_STATED GOAL_
Copy out all lines of the records in which the word "JSON" appears.

_RECORDS TO PROCESS_
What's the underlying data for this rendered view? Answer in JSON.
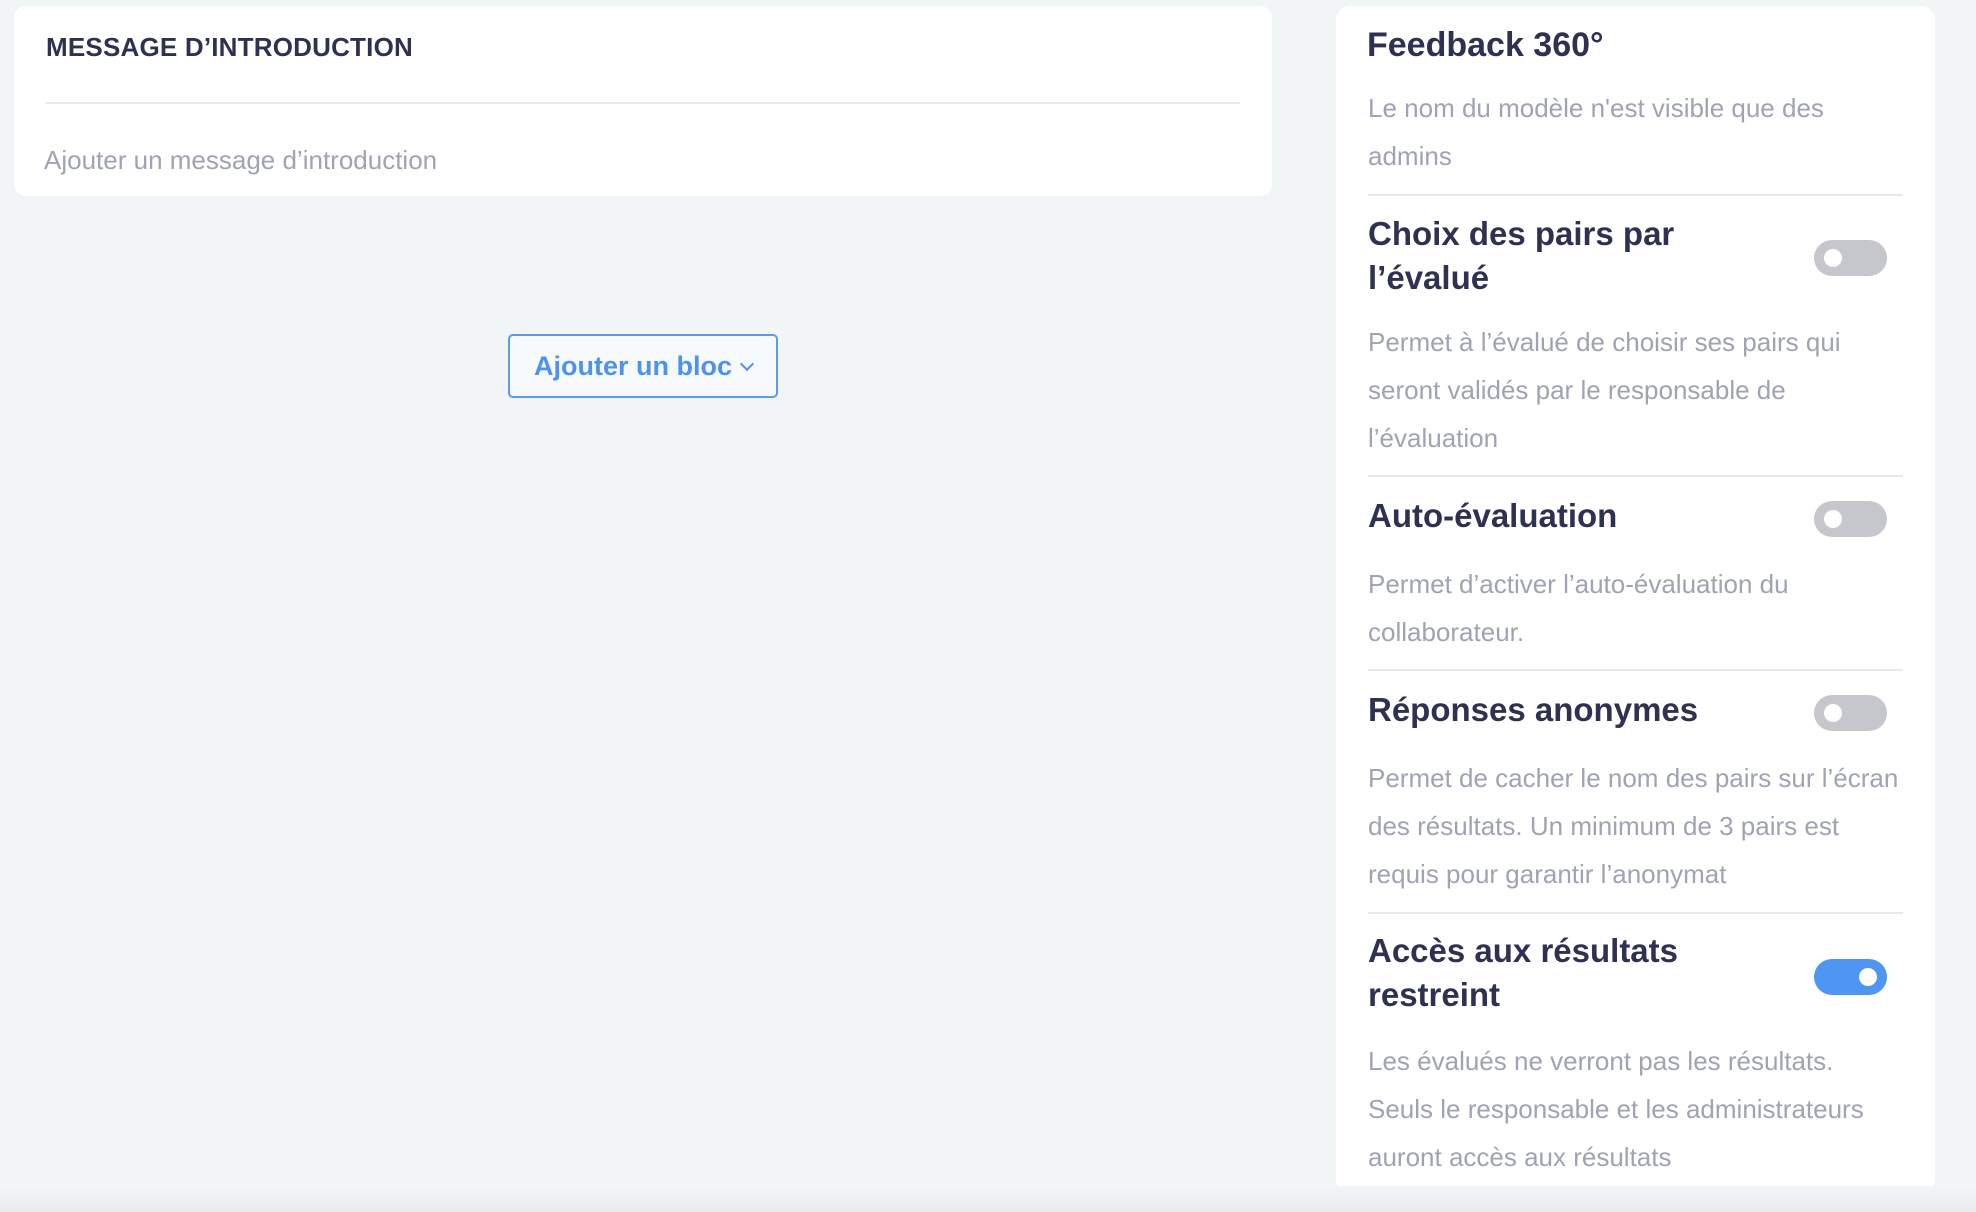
{
  "intro": {
    "title": "MESSAGE D’INTRODUCTION",
    "placeholder": "Ajouter un message d’introduction"
  },
  "add_block": {
    "label": "Ajouter un bloc",
    "icon": "chevron-down-icon"
  },
  "settings": {
    "title": "Feedback 360°",
    "subtitle": "Le nom du modèle n'est visible que des admins",
    "options": [
      {
        "title": "Choix des pairs par l’évalué",
        "description": "Permet à l’évalué de choisir ses pairs qui seront validés par le responsable de l’évaluation",
        "enabled": false
      },
      {
        "title": "Auto-évaluation",
        "description": "Permet d’activer l’auto-évaluation du collaborateur.",
        "enabled": false
      },
      {
        "title": "Réponses anonymes",
        "description": "Permet de cacher le nom des pairs sur l’écran des résultats. Un minimum de 3 pairs est requis pour garantir l’anonymat",
        "enabled": false
      },
      {
        "title": "Accès aux résultats restreint",
        "description": "Les évalués ne verront pas les résultats. Seuls le responsable et les administrateurs auront accès aux résultats",
        "enabled": true
      }
    ]
  },
  "colors": {
    "accent": "#4f96f2",
    "toggle_off": "#c6c7cc",
    "heading": "#2f3152",
    "muted": "#9fa3b4",
    "background": "#f2f5f6"
  }
}
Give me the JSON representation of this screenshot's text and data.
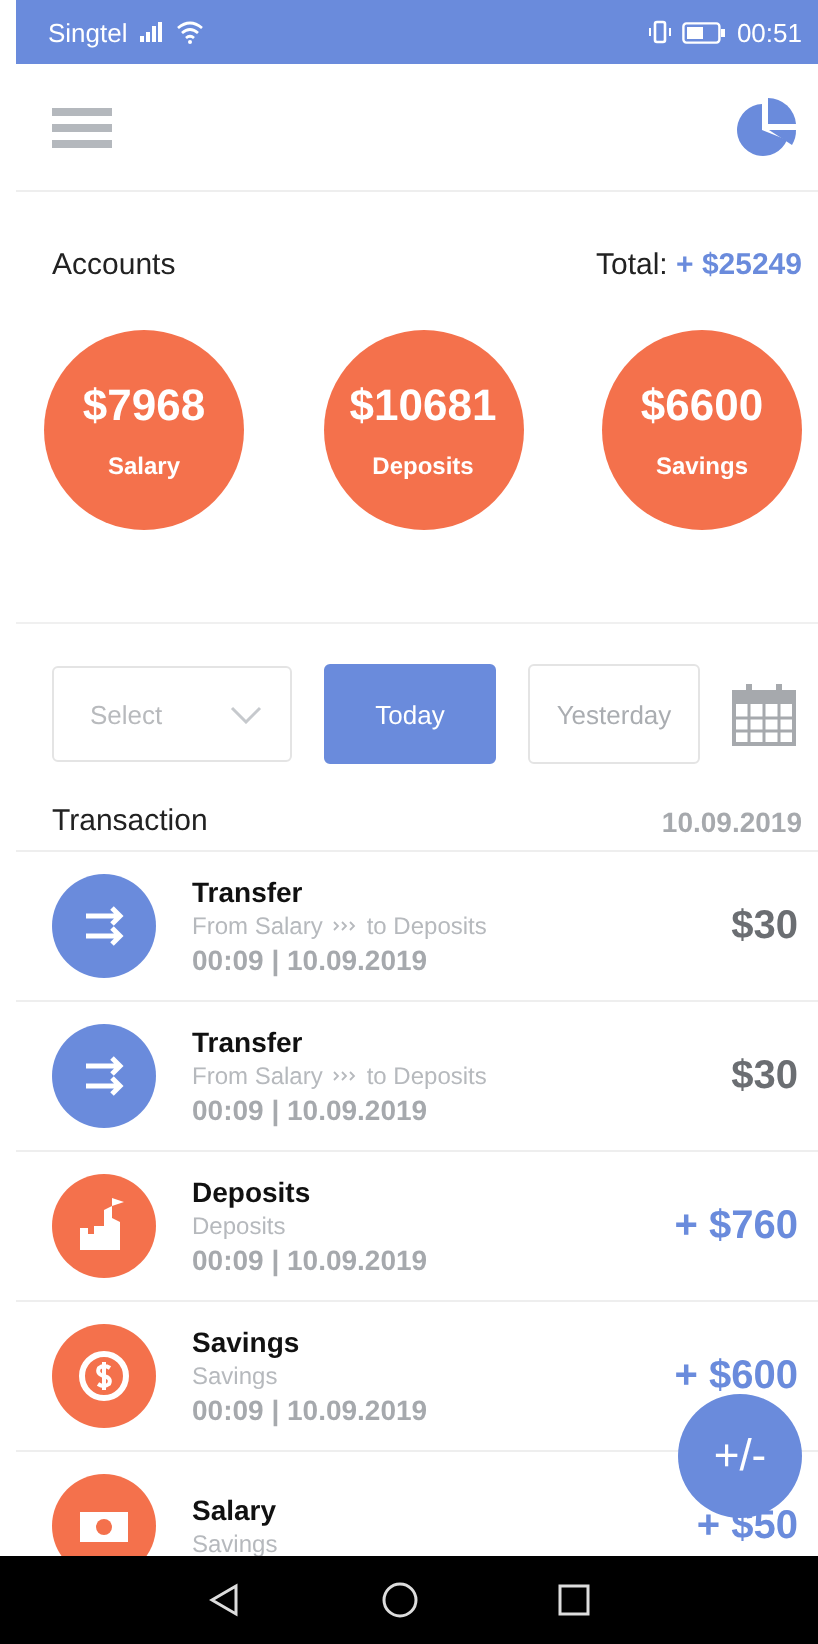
{
  "status_bar": {
    "carrier": "Singtel",
    "time": "00:51"
  },
  "accounts": {
    "title": "Accounts",
    "total_label": "Total:",
    "total_value": "+ $25249",
    "items": [
      {
        "amount": "$7968",
        "name": "Salary"
      },
      {
        "amount": "$10681",
        "name": "Deposits"
      },
      {
        "amount": "$6600",
        "name": "Savings"
      }
    ]
  },
  "filter": {
    "select": {
      "placeholder": "Select"
    },
    "tabs": [
      {
        "label": "Today",
        "selected": true
      },
      {
        "label": "Yesterday",
        "selected": false
      }
    ]
  },
  "transactions": {
    "title": "Transaction",
    "date": "10.09.2019",
    "rows": [
      {
        "kind": "transfer",
        "title": "Transfer",
        "from": "From Salary",
        "to": "to Deposits",
        "time": "00:09 | 10.09.2019",
        "amount": "$30",
        "incoming": false
      },
      {
        "kind": "transfer",
        "title": "Transfer",
        "from": "From Salary",
        "to": "to Deposits",
        "time": "00:09 | 10.09.2019",
        "amount": "$30",
        "incoming": false
      },
      {
        "kind": "deposits",
        "title": "Deposits",
        "from": "Deposits",
        "time": "00:09 | 10.09.2019",
        "amount": "+ $760",
        "incoming": true
      },
      {
        "kind": "savings",
        "title": "Savings",
        "from": "Savings",
        "time": "00:09 | 10.09.2019",
        "amount": "+ $600",
        "incoming": true
      },
      {
        "kind": "salary",
        "title": "Salary",
        "from": "Savings",
        "amount": "+ $50",
        "incoming": true
      }
    ]
  },
  "fab": {
    "label": "+/-"
  }
}
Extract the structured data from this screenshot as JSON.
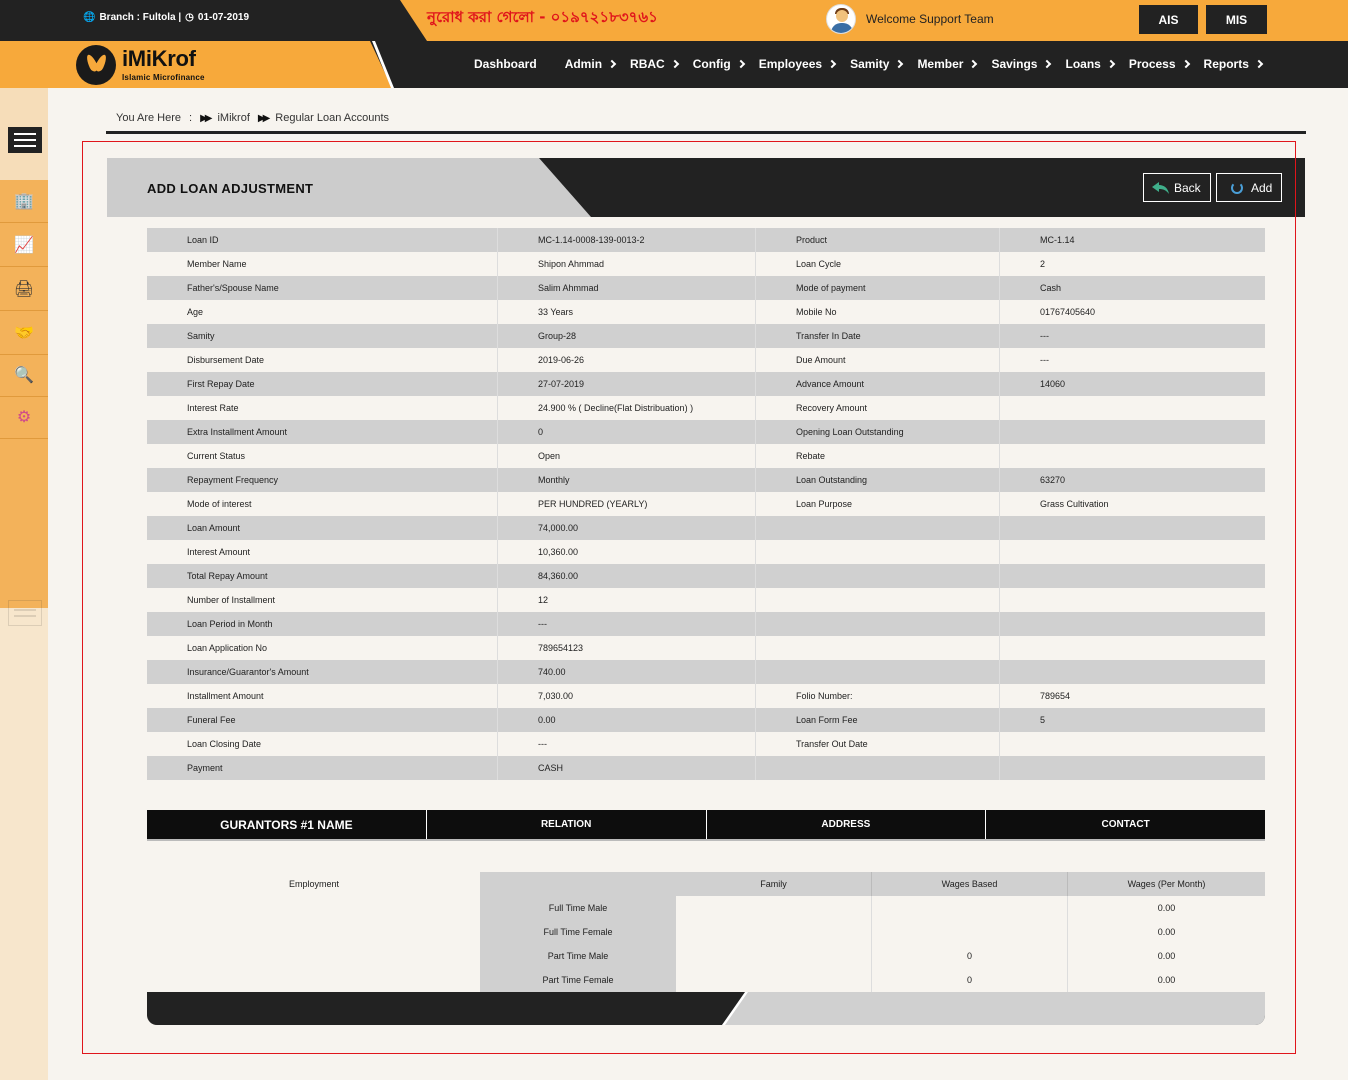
{
  "header": {
    "branch": "Branch : Fultola |",
    "date": "01-07-2019",
    "notice": "নুরোধ করা গেলো - ০১৯৭২১৮৩৭৬১",
    "welcome": "Welcome Support Team",
    "ais": "AIS",
    "mis": "MIS"
  },
  "logo": {
    "name": "iMiKrof",
    "subtitle": "Islamic Microfinance"
  },
  "nav": [
    "Dashboard",
    "Admin",
    "RBAC",
    "Config",
    "Employees",
    "Samity",
    "Member",
    "Savings",
    "Loans",
    "Process",
    "Reports"
  ],
  "breadcrumb": {
    "label": "You Are Here",
    "colon": ":",
    "items": [
      "iMikrof",
      "Regular Loan Accounts"
    ]
  },
  "panel": {
    "title": "ADD LOAN ADJUSTMENT",
    "back": "Back",
    "add": "Add"
  },
  "details": [
    [
      "Loan ID",
      "MC-1.14-0008-139-0013-2",
      "Product",
      "MC-1.14"
    ],
    [
      "Member Name",
      "Shipon Ahmmad",
      "Loan Cycle",
      "2"
    ],
    [
      "Father's/Spouse Name",
      "Salim Ahmmad",
      "Mode of payment",
      "Cash"
    ],
    [
      "Age",
      "33 Years",
      "Mobile No",
      "01767405640"
    ],
    [
      "Samity",
      "Group-28",
      "Transfer In Date",
      "---"
    ],
    [
      "Disbursement Date",
      "2019-06-26",
      "Due Amount",
      "---"
    ],
    [
      "First Repay Date",
      "27-07-2019",
      "Advance Amount",
      "14060"
    ],
    [
      "Interest Rate",
      "24.900 % ( Decline(Flat Distribuation) )",
      "Recovery Amount",
      ""
    ],
    [
      "Extra Installment Amount",
      "0",
      "Opening Loan Outstanding",
      ""
    ],
    [
      "Current Status",
      "Open",
      "Rebate",
      ""
    ],
    [
      "Repayment Frequency",
      "Monthly",
      "Loan Outstanding",
      "63270"
    ],
    [
      "Mode of interest",
      "PER HUNDRED (YEARLY)",
      "Loan Purpose",
      "Grass Cultivation"
    ],
    [
      "Loan Amount",
      "74,000.00",
      "",
      ""
    ],
    [
      "Interest Amount",
      "10,360.00",
      "",
      ""
    ],
    [
      "Total Repay Amount",
      "84,360.00",
      "",
      ""
    ],
    [
      "Number of Installment",
      "12",
      "",
      ""
    ],
    [
      "Loan Period in Month",
      "---",
      "",
      ""
    ],
    [
      "Loan Application No",
      "789654123",
      "",
      ""
    ],
    [
      "Insurance/Guarantor's Amount",
      "740.00",
      "",
      ""
    ],
    [
      "Installment Amount",
      "7,030.00",
      "Folio Number:",
      "789654"
    ],
    [
      "Funeral Fee",
      "0.00",
      "Loan Form Fee",
      "5"
    ],
    [
      "Loan Closing Date",
      "---",
      "Transfer Out Date",
      ""
    ],
    [
      "Payment",
      "CASH",
      "",
      ""
    ]
  ],
  "guarantors": [
    "GURANTORS #1 NAME",
    "RELATION",
    "ADDRESS",
    "CONTACT"
  ],
  "employment": {
    "label": "Employment",
    "headers": [
      "",
      "Family",
      "Wages Based",
      "Wages (Per Month)"
    ],
    "rows": [
      [
        "Full Time Male",
        "",
        "",
        "0.00"
      ],
      [
        "Full Time Female",
        "",
        "",
        "0.00"
      ],
      [
        "Part Time Male",
        "",
        "0",
        "0.00"
      ],
      [
        "Part Time Female",
        "",
        "0",
        "0.00"
      ]
    ]
  }
}
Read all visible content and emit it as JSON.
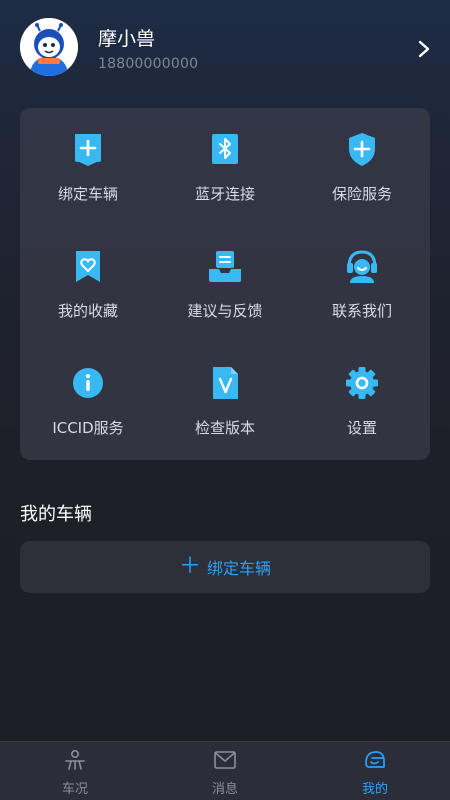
{
  "profile": {
    "name": "摩小兽",
    "phone": "18800000000",
    "avatar_icon": "mascot-avatar",
    "detail_icon": "chevron-right-icon"
  },
  "menu": [
    {
      "label": "绑定车辆",
      "icon": "plus-square-icon"
    },
    {
      "label": "蓝牙连接",
      "icon": "bluetooth-icon"
    },
    {
      "label": "保险服务",
      "icon": "shield-plus-icon"
    },
    {
      "label": "我的收藏",
      "icon": "heart-bookmark-icon"
    },
    {
      "label": "建议与反馈",
      "icon": "feedback-tray-icon"
    },
    {
      "label": "联系我们",
      "icon": "headset-agent-icon"
    },
    {
      "label": "ICCID服务",
      "icon": "info-circle-icon"
    },
    {
      "label": "检查版本",
      "icon": "version-file-icon"
    },
    {
      "label": "设置",
      "icon": "gear-icon"
    }
  ],
  "vehicles": {
    "title": "我的车辆",
    "bind_label": "绑定车辆",
    "bind_icon": "plus-icon"
  },
  "tabs": [
    {
      "label": "车况",
      "icon": "vehicle-status-icon",
      "active": false
    },
    {
      "label": "消息",
      "icon": "envelope-icon",
      "active": false
    },
    {
      "label": "我的",
      "icon": "helmet-icon",
      "active": true
    }
  ],
  "colors": {
    "accent": "#2e9ff7",
    "icon_blue": "#39b9f3",
    "card": "#3a3c4a",
    "background": "#1e1f27",
    "tabbar": "#2b2e38"
  }
}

_WRITTEN SOLUTION_
What's the underlying data for this rendered view? Answer in JSON.
Give me the JSON representation of this screenshot's text and data.
Extract the structured data from this screenshot as JSON.
Read all visible content and emit it as JSON.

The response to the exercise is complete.